## Problem description
Gather the lines from the material that contain "stress".

## Items
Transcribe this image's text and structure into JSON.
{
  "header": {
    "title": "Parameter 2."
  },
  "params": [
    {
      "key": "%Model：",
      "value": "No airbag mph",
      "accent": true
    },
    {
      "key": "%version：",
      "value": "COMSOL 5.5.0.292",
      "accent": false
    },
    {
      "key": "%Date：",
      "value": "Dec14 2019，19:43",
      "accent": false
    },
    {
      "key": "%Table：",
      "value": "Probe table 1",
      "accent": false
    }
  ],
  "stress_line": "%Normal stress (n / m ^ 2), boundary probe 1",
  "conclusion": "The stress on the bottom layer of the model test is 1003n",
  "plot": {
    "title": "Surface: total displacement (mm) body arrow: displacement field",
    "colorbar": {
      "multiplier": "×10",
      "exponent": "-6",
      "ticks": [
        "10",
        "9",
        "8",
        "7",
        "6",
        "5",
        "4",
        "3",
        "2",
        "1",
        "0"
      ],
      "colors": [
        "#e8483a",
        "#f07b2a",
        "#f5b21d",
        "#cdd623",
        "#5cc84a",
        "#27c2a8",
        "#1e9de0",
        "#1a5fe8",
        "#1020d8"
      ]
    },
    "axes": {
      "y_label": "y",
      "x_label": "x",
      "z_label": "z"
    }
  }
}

## Final result
  "stress_line": "%Normal stress (n / m ^ 2), boundary probe 1",
  "conclusion": "The stress on the bottom layer of the model test is 1003n",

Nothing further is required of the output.